[Source data]
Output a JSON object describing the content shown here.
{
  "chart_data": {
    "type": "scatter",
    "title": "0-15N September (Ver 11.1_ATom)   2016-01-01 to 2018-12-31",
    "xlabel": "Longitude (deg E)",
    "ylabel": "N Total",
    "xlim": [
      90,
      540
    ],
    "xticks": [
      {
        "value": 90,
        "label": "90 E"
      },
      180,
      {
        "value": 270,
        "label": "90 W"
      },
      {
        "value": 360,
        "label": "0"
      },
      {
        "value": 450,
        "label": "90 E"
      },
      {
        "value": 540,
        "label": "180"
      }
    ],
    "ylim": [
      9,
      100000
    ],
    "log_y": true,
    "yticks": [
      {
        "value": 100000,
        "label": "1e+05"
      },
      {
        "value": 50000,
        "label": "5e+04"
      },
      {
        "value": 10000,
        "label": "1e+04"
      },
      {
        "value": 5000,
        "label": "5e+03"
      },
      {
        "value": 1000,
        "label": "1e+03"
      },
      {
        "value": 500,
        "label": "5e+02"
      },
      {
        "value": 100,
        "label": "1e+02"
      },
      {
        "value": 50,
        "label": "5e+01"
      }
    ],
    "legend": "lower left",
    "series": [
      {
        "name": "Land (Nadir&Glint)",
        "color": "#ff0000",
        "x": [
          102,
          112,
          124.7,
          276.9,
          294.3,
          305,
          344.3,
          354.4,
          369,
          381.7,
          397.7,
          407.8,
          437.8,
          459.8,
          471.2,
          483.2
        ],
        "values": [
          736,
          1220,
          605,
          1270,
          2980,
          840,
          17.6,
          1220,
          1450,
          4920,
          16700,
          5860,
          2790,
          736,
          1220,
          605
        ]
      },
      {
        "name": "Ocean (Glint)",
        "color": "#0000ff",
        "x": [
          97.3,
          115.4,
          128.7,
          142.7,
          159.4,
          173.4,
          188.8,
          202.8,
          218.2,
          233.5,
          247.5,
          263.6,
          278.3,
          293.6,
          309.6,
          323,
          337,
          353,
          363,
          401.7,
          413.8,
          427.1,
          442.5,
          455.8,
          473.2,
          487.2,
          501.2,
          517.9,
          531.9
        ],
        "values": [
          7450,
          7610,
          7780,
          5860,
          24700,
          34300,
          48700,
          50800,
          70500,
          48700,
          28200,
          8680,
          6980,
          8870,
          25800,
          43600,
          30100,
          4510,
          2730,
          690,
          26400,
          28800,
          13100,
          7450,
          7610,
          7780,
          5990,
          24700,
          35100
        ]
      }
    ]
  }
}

Stated task
Out of the material above, select every line that holds the string "Glint".

Exercise answer
        "name": "Land (Nadir&Glint)",
        "name": "Ocean (Glint)",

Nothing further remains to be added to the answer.